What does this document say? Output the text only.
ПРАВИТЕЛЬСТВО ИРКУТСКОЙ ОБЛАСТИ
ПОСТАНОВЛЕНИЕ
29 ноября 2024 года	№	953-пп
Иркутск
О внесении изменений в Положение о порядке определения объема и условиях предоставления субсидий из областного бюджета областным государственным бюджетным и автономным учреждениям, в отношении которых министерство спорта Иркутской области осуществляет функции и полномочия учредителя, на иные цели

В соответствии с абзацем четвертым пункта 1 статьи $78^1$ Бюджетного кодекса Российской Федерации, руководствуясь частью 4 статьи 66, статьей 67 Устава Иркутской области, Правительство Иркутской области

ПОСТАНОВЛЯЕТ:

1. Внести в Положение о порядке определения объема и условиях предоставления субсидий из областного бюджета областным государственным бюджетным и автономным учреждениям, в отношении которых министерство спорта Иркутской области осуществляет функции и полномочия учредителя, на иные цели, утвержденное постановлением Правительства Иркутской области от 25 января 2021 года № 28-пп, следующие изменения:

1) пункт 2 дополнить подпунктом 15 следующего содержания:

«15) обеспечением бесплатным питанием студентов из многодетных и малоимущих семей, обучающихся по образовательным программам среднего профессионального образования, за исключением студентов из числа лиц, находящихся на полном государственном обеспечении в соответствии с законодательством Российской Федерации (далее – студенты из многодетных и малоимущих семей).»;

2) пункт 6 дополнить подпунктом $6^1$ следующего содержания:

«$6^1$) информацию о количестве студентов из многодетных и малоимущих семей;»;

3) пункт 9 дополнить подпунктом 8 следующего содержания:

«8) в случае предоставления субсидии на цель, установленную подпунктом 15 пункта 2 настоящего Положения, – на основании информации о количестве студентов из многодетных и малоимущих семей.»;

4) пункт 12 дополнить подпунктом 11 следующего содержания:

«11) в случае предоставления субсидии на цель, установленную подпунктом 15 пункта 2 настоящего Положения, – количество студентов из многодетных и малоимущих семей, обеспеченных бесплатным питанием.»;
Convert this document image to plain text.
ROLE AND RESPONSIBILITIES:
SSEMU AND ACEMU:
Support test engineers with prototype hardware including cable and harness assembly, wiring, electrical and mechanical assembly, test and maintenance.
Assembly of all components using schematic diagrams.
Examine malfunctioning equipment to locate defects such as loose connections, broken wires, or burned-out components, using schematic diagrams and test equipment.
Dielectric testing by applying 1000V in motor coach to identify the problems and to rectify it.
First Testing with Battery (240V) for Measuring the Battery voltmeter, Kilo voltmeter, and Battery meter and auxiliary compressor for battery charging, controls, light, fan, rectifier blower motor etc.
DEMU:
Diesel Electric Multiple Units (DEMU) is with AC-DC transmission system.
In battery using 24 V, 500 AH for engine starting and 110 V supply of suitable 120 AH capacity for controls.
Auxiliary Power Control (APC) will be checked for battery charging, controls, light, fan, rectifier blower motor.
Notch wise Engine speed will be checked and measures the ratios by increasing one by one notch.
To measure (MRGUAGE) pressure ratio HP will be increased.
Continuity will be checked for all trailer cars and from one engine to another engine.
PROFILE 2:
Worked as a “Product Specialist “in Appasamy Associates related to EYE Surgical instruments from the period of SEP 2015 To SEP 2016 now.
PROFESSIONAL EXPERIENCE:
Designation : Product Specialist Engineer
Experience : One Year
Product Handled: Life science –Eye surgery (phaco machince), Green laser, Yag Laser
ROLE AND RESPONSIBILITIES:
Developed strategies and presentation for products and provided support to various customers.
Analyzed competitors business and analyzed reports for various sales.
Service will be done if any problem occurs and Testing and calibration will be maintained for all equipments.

## EXERCISE REQUIREMENTS
Please restate the whole listing word for word.

## SOLUTION TO THE PROBLEM
What does this document say? Output the text only.
ПРАВИТЕЛЬСТВО ИРКУТСКОЙ ОБЛАСТИ
ПОСТАНОВЛЕНИЕ
29 ноября 2024 года	№	953-пп
Иркутск
О внесении изменений в Положение о порядке определения объема и условиях предоставления субсидий из областного бюджета областным государственным бюджетным и автономным учреждениям, в отношении которых министерство спорта Иркутской области осуществляет функции и полномочия учредителя, на иные цели

В соответствии с абзацем четвертым пункта 1 статьи $78^1$ Бюджетного кодекса Российской Федерации, руководствуясь частью 4 статьи 66, статьей 67 Устава Иркутской области, Правительство Иркутской области

ПОСТАНОВЛЯЕТ:

1. Внести в Положение о порядке определения объема и условиях предоставления субсидий из областного бюджета областным государственным бюджетным и автономным учреждениям, в отношении которых министерство спорта Иркутской области осуществляет функции и полномочия учредителя, на иные цели, утвержденное постановлением Правительства Иркутской области от 25 января 2021 года № 28-пп, следующие изменения:

1) пункт 2 дополнить подпунктом 15 следующего содержания:

«15) обеспечением бесплатным питанием студентов из многодетных и малоимущих семей, обучающихся по образовательным программам среднего профессионального образования, за исключением студентов из числа лиц, находящихся на полном государственном обеспечении в соответствии с законодательством Российской Федерации (далее – студенты из многодетных и малоимущих семей).»;

2) пункт 6 дополнить подпунктом $6^1$ следующего содержания:

«$6^1$) информацию о количестве студентов из многодетных и малоимущих семей;»;

3) пункт 9 дополнить подпунктом 8 следующего содержания:

«8) в случае предоставления субсидии на цель, установленную подпунктом 15 пункта 2 настоящего Положения, – на основании информации о количестве студентов из многодетных и малоимущих семей.»;

4) пункт 12 дополнить подпунктом 11 следующего содержания:

«11) в случае предоставления субсидии на цель, установленную подпунктом 15 пункта 2 настоящего Положения, – количество студентов из многодетных и малоимущих семей, обеспеченных бесплатным питанием.»;
Convert this document image to plain text.
ROLE AND RESPONSIBILITIES:
SSEMU AND ACEMU:
Support test engineers with prototype hardware including cable and harness assembly, wiring, electrical and mechanical assembly, test and maintenance.
Assembly of all components using schematic diagrams.
Examine malfunctioning equipment to locate defects such as loose connections, broken wires, or burned-out components, using schematic diagrams and test equipment.
Dielectric testing by applying 1000V in motor coach to identify the problems and to rectify it.
First Testing with Battery (240V) for Measuring the Battery voltmeter, Kilo voltmeter, and Battery meter and auxiliary compressor for battery charging, controls, light, fan, rectifier blower motor etc.
DEMU:
Diesel Electric Multiple Units (DEMU) is with AC-DC transmission system.
In battery using 24 V, 500 AH for engine starting and 110 V supply of suitable 120 AH capacity for controls.
Auxiliary Power Control (APC) will be checked for battery charging, controls, light, fan, rectifier blower motor.
Notch wise Engine speed will be checked and measures the ratios by increasing one by one notch.
To measure (MRGUAGE) pressure ratio HP will be increased.
Continuity will be checked for all trailer cars and from one engine to another engine.
PROFILE 2:
Worked as a “Product Specialist “in Appasamy Associates related to EYE Surgical instruments from the period of SEP 2015 To SEP 2016 now.
PROFESSIONAL EXPERIENCE:
Designation : Product Specialist Engineer
Experience : One Year
Product Handled: Life science –Eye surgery (phaco machince), Green laser, Yag Laser
ROLE AND RESPONSIBILITIES:
Developed strategies and presentation for products and provided support to various customers.
Analyzed competitors business and analyzed reports for various sales.
Service will be done if any problem occurs and Testing and calibration will be maintained for all equipments.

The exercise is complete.